* Records for the task:
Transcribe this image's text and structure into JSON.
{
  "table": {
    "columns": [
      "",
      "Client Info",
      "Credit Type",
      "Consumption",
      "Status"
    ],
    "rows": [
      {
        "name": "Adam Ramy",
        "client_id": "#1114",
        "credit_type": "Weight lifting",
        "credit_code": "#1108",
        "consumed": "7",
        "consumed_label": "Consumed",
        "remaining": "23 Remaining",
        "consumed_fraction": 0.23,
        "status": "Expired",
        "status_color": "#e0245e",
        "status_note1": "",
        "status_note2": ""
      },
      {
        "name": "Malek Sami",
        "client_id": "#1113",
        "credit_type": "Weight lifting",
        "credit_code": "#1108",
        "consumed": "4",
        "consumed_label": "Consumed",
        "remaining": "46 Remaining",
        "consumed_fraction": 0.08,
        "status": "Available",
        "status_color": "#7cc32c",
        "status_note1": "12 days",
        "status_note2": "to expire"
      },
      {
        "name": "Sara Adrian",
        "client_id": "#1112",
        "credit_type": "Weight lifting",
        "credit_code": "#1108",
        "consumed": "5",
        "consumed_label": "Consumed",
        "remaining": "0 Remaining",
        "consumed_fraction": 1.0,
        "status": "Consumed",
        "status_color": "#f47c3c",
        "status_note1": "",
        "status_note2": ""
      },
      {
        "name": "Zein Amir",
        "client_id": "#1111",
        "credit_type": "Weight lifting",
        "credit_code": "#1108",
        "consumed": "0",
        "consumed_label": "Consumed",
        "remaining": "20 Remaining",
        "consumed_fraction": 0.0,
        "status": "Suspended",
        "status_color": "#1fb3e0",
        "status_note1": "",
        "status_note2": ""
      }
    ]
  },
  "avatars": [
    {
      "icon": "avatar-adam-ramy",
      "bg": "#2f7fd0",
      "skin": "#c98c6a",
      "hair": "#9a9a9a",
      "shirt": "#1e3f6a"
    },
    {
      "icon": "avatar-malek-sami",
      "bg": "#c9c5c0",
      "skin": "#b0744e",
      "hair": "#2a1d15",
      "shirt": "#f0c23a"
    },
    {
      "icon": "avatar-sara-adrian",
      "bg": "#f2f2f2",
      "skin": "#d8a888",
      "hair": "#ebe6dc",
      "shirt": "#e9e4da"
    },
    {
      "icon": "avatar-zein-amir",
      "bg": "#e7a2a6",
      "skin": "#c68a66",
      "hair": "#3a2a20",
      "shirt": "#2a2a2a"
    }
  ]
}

* What you have to do: For the entries above, count the lines that contain the string "remaining", and state that number without further comment.

* Solution to this problem: 4